Exercise requirements -> Copy out the records in full, word for word, without pictures.

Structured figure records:
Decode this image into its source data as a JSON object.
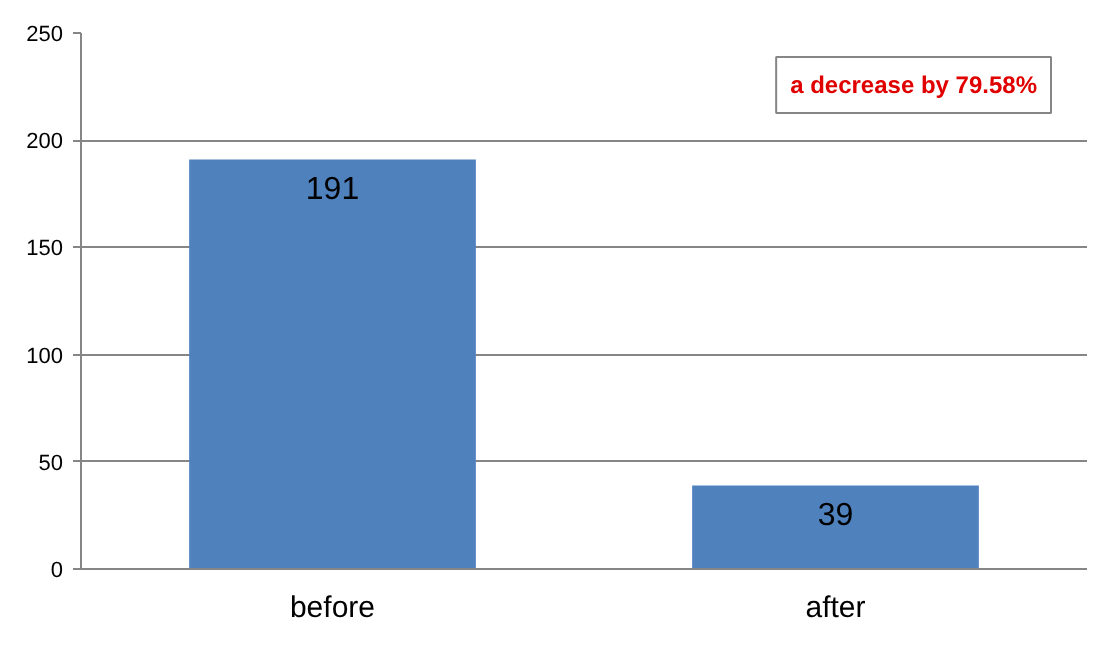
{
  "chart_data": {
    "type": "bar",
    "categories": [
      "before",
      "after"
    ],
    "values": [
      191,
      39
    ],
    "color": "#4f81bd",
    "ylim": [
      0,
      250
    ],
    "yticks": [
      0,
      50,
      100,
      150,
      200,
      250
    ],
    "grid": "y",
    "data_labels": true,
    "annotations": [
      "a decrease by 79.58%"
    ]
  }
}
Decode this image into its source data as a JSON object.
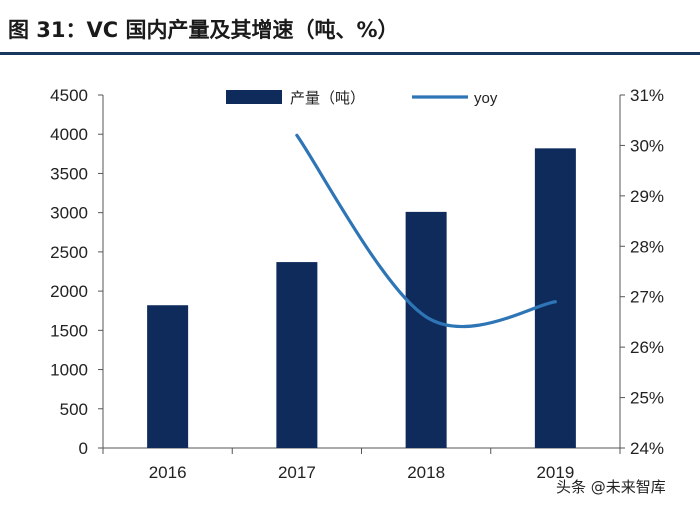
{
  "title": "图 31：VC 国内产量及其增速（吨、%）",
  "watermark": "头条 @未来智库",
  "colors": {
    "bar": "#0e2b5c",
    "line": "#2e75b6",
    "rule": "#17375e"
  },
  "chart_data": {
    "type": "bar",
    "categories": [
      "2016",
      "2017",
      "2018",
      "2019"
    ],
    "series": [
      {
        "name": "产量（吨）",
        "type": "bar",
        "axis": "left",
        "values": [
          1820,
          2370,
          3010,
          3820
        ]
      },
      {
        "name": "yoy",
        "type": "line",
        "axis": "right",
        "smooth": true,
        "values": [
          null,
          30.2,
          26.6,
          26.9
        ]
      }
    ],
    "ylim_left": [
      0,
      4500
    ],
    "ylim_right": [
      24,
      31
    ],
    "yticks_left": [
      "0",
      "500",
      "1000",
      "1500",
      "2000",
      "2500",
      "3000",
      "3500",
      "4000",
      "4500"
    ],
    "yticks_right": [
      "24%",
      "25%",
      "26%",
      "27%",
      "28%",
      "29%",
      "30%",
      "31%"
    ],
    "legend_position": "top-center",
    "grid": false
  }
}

Reply to the task ->
Decode this image into its source data as a JSON object.
{
  "chart_data": {
    "type": "bar",
    "categories": [
      "before",
      "after"
    ],
    "values": [
      191,
      39
    ],
    "color": "#4f81bd",
    "ylim": [
      0,
      250
    ],
    "yticks": [
      0,
      50,
      100,
      150,
      200,
      250
    ],
    "grid": "y",
    "data_labels": true,
    "annotations": [
      "a decrease by 79.58%"
    ]
  }
}
Decode this image into its source data as a JSON object.
{
  "title": "图 31：VC 国内产量及其增速（吨、%）",
  "watermark": "头条 @未来智库",
  "colors": {
    "bar": "#0e2b5c",
    "line": "#2e75b6",
    "rule": "#17375e"
  },
  "chart_data": {
    "type": "bar",
    "categories": [
      "2016",
      "2017",
      "2018",
      "2019"
    ],
    "series": [
      {
        "name": "产量（吨）",
        "type": "bar",
        "axis": "left",
        "values": [
          1820,
          2370,
          3010,
          3820
        ]
      },
      {
        "name": "yoy",
        "type": "line",
        "axis": "right",
        "smooth": true,
        "values": [
          null,
          30.2,
          26.6,
          26.9
        ]
      }
    ],
    "ylim_left": [
      0,
      4500
    ],
    "ylim_right": [
      24,
      31
    ],
    "yticks_left": [
      "0",
      "500",
      "1000",
      "1500",
      "2000",
      "2500",
      "3000",
      "3500",
      "4000",
      "4500"
    ],
    "yticks_right": [
      "24%",
      "25%",
      "26%",
      "27%",
      "28%",
      "29%",
      "30%",
      "31%"
    ],
    "legend_position": "top-center",
    "grid": false
  }
}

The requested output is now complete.